▶ _Given problem_: Which lines in the records below contain the word "Calcário"? Copy each of them.

━━━━━━━━━━━━━━━━━━━━

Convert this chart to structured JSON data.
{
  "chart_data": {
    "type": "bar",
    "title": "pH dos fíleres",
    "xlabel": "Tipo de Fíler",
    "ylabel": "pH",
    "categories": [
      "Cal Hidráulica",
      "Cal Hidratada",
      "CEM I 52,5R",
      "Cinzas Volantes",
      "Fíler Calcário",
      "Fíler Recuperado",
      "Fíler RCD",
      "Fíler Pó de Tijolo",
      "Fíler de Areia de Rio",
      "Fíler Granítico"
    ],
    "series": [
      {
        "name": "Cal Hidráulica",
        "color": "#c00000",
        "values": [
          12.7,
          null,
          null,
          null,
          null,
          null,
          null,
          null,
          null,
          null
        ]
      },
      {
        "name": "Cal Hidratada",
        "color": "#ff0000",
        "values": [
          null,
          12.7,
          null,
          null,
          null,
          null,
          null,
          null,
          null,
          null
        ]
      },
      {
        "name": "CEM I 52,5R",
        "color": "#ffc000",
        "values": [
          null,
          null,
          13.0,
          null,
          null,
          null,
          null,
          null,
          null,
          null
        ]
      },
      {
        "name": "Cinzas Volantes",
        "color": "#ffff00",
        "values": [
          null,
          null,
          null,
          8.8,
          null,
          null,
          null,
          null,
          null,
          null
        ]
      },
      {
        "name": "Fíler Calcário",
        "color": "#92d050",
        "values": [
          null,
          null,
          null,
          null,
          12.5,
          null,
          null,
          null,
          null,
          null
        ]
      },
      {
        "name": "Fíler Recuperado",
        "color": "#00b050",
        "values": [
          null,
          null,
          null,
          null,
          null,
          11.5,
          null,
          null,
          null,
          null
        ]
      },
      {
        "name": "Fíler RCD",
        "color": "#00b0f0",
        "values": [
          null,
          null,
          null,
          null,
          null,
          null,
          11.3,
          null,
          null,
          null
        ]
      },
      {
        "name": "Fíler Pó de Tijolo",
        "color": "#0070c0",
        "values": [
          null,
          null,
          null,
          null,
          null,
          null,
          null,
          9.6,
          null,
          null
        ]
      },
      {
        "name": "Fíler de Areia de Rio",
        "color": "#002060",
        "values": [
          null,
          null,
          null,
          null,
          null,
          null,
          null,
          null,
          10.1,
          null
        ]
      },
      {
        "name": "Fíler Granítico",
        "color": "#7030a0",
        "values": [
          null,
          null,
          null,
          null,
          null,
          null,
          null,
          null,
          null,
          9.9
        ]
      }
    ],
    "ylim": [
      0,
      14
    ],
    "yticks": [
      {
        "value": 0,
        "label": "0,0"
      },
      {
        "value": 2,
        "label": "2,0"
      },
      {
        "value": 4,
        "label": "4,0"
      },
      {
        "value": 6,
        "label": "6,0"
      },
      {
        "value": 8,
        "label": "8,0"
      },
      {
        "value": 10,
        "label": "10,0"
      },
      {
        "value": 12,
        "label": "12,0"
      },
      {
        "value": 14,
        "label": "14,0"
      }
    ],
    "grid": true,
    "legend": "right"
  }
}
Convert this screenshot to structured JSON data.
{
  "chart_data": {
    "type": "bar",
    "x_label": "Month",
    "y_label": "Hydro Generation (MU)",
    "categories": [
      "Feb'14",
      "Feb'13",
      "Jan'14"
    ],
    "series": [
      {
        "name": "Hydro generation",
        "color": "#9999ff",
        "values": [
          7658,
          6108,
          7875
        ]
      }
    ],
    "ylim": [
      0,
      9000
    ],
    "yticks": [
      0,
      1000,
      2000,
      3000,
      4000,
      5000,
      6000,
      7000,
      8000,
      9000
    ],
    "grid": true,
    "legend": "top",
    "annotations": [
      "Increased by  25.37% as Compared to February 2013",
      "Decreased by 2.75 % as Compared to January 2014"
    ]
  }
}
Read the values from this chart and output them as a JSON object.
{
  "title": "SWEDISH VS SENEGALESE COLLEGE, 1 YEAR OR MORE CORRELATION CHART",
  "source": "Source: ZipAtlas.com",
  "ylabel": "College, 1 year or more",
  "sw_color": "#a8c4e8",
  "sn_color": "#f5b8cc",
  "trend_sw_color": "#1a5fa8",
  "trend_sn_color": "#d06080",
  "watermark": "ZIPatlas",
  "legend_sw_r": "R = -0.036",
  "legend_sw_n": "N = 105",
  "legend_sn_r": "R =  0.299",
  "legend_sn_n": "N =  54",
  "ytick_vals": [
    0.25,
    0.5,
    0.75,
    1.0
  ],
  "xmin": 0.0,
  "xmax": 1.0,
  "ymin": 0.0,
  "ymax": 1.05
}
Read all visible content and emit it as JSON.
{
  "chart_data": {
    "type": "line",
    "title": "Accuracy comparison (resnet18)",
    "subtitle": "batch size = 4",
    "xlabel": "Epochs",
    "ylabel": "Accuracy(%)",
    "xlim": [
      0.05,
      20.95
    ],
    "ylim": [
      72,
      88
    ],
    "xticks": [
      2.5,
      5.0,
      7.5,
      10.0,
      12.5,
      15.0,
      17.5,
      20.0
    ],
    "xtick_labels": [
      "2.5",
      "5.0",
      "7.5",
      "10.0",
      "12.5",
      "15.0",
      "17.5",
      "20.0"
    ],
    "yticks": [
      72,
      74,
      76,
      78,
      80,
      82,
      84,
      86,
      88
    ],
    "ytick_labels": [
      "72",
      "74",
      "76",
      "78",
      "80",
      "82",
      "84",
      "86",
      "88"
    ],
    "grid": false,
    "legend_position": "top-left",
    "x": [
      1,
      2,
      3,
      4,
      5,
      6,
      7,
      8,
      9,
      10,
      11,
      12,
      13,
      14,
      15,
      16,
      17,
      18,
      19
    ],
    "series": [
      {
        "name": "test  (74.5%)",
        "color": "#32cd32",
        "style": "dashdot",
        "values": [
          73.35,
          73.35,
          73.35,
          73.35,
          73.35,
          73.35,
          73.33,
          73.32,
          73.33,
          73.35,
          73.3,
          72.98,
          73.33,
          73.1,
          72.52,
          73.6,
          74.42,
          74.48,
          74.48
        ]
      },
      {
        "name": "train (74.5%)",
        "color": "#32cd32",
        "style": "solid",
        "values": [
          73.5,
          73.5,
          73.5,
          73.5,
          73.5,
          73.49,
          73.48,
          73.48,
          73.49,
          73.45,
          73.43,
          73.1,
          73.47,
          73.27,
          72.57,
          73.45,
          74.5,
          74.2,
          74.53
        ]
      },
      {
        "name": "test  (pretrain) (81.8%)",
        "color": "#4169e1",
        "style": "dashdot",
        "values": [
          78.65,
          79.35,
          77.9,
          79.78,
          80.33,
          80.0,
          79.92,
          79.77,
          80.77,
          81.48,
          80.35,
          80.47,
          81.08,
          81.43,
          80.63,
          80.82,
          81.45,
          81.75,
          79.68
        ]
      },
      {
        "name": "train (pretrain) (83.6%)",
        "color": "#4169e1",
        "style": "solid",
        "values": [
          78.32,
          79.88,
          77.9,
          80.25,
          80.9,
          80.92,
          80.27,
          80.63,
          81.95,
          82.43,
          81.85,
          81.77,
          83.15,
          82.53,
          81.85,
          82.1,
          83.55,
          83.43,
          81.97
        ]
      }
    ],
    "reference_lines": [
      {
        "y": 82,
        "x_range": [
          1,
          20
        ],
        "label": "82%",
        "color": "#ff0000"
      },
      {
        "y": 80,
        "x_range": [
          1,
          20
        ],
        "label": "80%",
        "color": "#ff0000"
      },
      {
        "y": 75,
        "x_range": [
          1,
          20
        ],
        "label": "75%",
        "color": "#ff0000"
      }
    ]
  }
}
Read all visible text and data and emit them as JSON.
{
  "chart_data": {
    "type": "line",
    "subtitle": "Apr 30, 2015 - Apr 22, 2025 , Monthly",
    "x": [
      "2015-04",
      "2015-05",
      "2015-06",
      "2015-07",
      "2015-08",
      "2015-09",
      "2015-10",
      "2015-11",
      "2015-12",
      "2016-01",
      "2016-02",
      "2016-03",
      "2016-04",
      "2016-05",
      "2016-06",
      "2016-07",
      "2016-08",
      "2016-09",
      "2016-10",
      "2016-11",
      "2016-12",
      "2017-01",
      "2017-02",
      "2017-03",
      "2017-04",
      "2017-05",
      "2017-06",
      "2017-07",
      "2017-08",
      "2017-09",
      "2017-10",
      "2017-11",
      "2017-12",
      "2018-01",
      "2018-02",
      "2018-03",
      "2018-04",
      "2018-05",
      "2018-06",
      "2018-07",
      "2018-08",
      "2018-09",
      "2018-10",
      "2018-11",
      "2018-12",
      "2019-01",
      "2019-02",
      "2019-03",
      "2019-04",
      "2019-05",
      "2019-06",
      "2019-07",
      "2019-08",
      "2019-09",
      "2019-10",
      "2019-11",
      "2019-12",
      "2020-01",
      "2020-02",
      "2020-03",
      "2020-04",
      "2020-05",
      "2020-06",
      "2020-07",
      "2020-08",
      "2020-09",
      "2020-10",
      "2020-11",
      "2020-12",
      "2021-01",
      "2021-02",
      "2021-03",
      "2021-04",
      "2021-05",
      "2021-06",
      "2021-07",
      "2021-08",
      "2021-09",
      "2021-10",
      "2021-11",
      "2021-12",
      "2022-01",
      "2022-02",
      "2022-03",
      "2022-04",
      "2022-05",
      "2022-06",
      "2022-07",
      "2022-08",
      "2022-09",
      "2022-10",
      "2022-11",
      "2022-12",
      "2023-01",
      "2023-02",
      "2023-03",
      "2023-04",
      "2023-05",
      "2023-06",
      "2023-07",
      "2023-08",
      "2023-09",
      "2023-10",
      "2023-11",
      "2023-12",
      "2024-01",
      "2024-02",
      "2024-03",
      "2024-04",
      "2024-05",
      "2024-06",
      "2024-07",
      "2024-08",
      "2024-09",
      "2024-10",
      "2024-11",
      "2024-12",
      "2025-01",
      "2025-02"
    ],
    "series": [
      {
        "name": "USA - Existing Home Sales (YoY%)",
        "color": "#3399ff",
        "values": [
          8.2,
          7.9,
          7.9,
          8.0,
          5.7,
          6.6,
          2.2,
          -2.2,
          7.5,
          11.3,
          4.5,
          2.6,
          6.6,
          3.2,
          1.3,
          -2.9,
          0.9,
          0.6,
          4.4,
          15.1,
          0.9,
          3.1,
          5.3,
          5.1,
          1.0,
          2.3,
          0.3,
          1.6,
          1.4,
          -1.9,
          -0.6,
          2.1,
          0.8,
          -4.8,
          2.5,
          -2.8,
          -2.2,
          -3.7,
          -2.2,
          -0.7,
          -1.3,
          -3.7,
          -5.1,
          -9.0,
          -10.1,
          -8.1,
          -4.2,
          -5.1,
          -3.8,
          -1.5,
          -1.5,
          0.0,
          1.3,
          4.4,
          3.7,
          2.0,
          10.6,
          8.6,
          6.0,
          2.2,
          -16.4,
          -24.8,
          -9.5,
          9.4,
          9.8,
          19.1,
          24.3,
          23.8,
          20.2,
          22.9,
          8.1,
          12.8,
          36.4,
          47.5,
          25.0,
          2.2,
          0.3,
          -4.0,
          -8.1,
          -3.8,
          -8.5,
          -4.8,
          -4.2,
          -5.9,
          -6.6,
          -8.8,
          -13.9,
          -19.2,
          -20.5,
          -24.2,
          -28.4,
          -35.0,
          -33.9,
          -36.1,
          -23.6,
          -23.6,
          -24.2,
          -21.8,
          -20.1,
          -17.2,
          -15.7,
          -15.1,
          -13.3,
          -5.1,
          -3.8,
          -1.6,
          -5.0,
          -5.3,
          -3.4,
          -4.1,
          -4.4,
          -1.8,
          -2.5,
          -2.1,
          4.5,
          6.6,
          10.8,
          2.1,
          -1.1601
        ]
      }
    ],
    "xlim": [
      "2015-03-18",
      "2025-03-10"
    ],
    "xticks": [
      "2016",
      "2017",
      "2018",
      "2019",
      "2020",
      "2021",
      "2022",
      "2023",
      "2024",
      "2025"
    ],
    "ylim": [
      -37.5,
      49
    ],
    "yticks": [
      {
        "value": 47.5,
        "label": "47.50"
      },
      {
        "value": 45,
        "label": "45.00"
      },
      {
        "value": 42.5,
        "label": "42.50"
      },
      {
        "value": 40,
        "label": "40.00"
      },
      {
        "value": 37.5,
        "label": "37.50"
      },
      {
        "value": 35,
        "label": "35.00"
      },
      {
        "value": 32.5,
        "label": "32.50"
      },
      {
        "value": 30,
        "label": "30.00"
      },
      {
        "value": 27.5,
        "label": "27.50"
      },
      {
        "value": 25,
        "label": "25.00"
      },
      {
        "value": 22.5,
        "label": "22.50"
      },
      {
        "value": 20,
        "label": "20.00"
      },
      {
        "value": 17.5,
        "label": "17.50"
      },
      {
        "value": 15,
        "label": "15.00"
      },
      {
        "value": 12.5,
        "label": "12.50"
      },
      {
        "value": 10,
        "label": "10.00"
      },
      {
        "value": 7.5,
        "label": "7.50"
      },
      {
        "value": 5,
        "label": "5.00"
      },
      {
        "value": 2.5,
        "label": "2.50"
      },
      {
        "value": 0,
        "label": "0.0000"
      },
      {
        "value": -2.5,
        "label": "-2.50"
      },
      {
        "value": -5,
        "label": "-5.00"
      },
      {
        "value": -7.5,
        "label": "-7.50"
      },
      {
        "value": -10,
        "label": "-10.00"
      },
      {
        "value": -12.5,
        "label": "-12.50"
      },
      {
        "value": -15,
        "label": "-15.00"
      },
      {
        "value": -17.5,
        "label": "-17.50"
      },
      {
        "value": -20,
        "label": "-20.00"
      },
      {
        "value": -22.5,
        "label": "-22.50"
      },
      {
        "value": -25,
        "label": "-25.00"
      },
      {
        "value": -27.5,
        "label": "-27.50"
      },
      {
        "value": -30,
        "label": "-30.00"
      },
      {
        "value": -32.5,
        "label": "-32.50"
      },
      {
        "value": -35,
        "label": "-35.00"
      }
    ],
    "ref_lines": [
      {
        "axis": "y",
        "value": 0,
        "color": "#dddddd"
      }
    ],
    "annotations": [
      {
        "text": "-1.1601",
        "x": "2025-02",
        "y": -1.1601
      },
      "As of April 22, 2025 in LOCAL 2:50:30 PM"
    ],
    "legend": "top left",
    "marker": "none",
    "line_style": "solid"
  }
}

━━━━━━━━━━━━━━━━━━━━

▶ _Final result_:
      "Fíler Calcário",
        "name": "Fíler Calcário",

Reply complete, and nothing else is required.